Widow entitled to equitable spousal relief for some years
Martinez, TC Memo 2008-165
The Tax Court held that a widow was entitled to equitable spousal relief for two of four tax years even though she had knowledge of her and her husband’s tax liabilities, because she took steps to address their tax problems and made significant payments under an installment agreement.
The taxpayer married her husband in 1971 and they remained married until his death on 4/2/01. From 1985, the taxpayer’s husband struggled with serious health issues; he stopped working in July 1995. The taxpayer was working as a secretary during this time. The couples’ bank account was in her name, but her husband decided which bills to pay and when to pay them. The taxpayer did not review monthly banking statements, did not balance the checkbook, and did not pick up or open the mail. The taxpayer’s husband would prepare their tax returns, show her a preliminary draft, and have her sign a blank original that he would complete and mail.

============================================================

▸ Exercise directions
In the tax case summary, when did the taxpayer's husband stop working?

============================================================

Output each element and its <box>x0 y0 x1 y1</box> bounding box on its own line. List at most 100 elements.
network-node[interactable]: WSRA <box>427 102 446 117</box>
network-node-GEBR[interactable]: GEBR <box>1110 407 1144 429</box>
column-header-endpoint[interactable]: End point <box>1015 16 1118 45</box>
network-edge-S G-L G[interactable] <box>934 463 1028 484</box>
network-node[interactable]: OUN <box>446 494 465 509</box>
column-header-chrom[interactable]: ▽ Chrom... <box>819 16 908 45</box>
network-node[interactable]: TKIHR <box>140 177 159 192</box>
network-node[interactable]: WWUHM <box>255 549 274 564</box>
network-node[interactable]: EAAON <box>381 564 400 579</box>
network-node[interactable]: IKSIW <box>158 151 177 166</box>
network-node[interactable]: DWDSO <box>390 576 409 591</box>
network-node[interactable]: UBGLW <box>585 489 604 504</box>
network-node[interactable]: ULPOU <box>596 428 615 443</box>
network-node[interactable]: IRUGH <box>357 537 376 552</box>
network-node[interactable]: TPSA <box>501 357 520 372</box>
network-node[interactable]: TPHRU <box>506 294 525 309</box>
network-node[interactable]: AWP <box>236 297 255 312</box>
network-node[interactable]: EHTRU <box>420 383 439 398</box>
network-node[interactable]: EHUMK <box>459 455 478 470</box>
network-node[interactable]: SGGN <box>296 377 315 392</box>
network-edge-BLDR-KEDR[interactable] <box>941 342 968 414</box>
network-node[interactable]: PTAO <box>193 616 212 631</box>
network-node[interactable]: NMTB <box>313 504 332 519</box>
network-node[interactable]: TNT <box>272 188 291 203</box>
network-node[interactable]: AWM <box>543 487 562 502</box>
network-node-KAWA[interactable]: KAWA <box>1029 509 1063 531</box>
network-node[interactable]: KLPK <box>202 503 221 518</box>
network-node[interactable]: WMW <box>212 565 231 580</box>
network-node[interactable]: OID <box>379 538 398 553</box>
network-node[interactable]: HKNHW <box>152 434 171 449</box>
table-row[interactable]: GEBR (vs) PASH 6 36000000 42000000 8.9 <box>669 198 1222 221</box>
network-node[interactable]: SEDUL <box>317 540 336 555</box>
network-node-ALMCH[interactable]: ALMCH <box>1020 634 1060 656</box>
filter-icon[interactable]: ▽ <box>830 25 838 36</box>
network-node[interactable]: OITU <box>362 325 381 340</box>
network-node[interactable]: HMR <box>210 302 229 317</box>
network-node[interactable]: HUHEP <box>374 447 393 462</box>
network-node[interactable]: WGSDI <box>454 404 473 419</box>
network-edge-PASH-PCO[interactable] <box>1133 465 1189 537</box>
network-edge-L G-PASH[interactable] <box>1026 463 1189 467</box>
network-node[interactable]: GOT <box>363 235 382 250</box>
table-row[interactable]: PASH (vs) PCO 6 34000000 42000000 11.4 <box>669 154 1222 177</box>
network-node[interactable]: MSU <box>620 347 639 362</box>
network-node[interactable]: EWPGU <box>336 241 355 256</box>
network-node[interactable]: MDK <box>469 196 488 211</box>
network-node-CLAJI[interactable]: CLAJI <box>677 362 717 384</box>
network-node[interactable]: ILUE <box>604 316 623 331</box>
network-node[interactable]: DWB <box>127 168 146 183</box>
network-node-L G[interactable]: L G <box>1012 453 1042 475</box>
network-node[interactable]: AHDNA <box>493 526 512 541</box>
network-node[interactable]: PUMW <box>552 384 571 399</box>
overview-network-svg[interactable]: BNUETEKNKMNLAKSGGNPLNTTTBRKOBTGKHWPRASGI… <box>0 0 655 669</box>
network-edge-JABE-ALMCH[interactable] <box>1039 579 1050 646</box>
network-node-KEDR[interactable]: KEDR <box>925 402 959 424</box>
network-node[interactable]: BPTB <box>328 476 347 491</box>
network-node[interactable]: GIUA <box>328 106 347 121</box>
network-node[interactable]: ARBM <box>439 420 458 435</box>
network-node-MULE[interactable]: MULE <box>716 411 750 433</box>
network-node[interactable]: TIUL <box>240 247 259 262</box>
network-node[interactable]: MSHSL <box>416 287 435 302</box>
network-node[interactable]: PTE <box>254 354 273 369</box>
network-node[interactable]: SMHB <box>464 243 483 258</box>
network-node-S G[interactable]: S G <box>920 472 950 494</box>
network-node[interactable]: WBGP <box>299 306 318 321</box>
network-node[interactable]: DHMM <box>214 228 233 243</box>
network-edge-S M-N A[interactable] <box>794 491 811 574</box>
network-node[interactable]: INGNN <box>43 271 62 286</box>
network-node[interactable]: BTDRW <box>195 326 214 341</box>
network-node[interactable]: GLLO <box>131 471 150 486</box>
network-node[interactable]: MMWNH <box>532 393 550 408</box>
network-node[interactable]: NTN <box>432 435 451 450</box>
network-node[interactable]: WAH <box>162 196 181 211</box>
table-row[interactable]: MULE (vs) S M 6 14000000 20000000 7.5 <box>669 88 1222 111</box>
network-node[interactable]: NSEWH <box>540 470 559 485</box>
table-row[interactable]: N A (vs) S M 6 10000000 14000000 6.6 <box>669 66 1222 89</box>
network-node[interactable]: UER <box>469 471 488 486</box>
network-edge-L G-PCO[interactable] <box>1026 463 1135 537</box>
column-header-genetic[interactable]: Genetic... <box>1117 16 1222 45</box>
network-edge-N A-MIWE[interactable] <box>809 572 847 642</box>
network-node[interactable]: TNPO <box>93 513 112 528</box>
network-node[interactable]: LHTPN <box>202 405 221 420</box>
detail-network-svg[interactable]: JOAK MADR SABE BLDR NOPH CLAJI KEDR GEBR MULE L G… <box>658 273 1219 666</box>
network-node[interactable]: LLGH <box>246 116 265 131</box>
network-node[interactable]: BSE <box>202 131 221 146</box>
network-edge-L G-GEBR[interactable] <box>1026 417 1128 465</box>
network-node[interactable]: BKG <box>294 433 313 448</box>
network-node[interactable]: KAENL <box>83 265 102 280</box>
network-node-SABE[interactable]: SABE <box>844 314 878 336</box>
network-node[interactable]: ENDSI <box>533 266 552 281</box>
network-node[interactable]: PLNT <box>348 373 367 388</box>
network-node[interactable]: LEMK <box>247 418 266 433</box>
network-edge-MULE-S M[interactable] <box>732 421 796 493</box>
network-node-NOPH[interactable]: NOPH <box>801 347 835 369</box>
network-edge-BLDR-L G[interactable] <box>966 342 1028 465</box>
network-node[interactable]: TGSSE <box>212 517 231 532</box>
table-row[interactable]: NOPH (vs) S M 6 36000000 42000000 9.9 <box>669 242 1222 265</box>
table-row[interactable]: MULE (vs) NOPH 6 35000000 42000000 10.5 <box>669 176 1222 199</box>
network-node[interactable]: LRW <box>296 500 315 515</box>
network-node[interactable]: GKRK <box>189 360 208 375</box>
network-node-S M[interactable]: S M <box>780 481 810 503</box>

============================================================

▸ Finished exercise
July 1995